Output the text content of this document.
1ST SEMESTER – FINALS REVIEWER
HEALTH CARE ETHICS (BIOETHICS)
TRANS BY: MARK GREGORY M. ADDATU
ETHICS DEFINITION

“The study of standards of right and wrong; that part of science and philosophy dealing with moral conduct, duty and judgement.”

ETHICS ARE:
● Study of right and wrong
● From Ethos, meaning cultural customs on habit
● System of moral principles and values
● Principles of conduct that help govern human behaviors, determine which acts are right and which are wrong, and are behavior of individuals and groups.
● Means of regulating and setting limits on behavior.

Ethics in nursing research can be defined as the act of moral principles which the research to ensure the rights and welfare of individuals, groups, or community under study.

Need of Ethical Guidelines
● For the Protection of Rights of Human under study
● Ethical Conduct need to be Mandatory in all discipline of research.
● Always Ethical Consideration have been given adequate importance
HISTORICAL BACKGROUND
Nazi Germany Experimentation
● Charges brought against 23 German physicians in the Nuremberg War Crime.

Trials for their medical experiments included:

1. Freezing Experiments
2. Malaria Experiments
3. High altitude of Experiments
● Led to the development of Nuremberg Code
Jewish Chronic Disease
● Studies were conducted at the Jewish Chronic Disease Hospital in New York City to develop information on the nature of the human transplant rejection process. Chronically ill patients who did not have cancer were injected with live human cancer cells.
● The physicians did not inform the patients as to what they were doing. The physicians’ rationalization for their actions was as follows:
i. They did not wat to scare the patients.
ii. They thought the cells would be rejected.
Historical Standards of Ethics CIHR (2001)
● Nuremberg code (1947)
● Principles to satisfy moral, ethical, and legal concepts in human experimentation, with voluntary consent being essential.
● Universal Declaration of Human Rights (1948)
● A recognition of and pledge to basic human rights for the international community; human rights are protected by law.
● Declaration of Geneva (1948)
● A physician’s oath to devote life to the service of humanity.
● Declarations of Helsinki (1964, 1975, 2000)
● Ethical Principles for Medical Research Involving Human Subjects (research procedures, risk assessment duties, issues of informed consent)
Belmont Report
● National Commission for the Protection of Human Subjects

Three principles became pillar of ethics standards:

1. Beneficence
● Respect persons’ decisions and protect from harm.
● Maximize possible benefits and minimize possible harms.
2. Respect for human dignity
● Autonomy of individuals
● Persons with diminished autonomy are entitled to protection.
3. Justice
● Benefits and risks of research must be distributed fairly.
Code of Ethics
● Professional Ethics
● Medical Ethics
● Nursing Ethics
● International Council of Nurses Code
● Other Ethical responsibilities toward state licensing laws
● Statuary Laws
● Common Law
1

:::

Your assignment: All of the data above needs to be written out again, exactly.

Output of the task:
Output the text content of this document.
1ST SEMESTER – FINALS REVIEWER
HEALTH CARE ETHICS (BIOETHICS)
TRANS BY: MARK GREGORY M. ADDATU
ETHICS DEFINITION

“The study of standards of right and wrong; that part of science and philosophy dealing with moral conduct, duty and judgement.”

ETHICS ARE:
● Study of right and wrong
● From Ethos, meaning cultural customs on habit
● System of moral principles and values
● Principles of conduct that help govern human behaviors, determine which acts are right and which are wrong, and are behavior of individuals and groups.
● Means of regulating and setting limits on behavior.

Ethics in nursing research can be defined as the act of moral principles which the research to ensure the rights and welfare of individuals, groups, or community under study.

Need of Ethical Guidelines
● For the Protection of Rights of Human under study
● Ethical Conduct need to be Mandatory in all discipline of research.
● Always Ethical Consideration have been given adequate importance
HISTORICAL BACKGROUND
Nazi Germany Experimentation
● Charges brought against 23 German physicians in the Nuremberg War Crime.

Trials for their medical experiments included:

1. Freezing Experiments
2. Malaria Experiments
3. High altitude of Experiments
● Led to the development of Nuremberg Code
Jewish Chronic Disease
● Studies were conducted at the Jewish Chronic Disease Hospital in New York City to develop information on the nature of the human transplant rejection process. Chronically ill patients who did not have cancer were injected with live human cancer cells.
● The physicians did not inform the patients as to what they were doing. The physicians’ rationalization for their actions was as follows:
i. They did not wat to scare the patients.
ii. They thought the cells would be rejected.
Historical Standards of Ethics CIHR (2001)
● Nuremberg code (1947)
● Principles to satisfy moral, ethical, and legal concepts in human experimentation, with voluntary consent being essential.
● Universal Declaration of Human Rights (1948)
● A recognition of and pledge to basic human rights for the international community; human rights are protected by law.
● Declaration of Geneva (1948)
● A physician’s oath to devote life to the service of humanity.
● Declarations of Helsinki (1964, 1975, 2000)
● Ethical Principles for Medical Research Involving Human Subjects (research procedures, risk assessment duties, issues of informed consent)
Belmont Report
● National Commission for the Protection of Human Subjects

Three principles became pillar of ethics standards:

1. Beneficence
● Respect persons’ decisions and protect from harm.
● Maximize possible benefits and minimize possible harms.
2. Respect for human dignity
● Autonomy of individuals
● Persons with diminished autonomy are entitled to protection.
3. Justice
● Benefits and risks of research must be distributed fairly.
Code of Ethics
● Professional Ethics
● Medical Ethics
● Nursing Ethics
● International Council of Nurses Code
● Other Ethical responsibilities toward state licensing laws
● Statuary Laws
● Common Law
1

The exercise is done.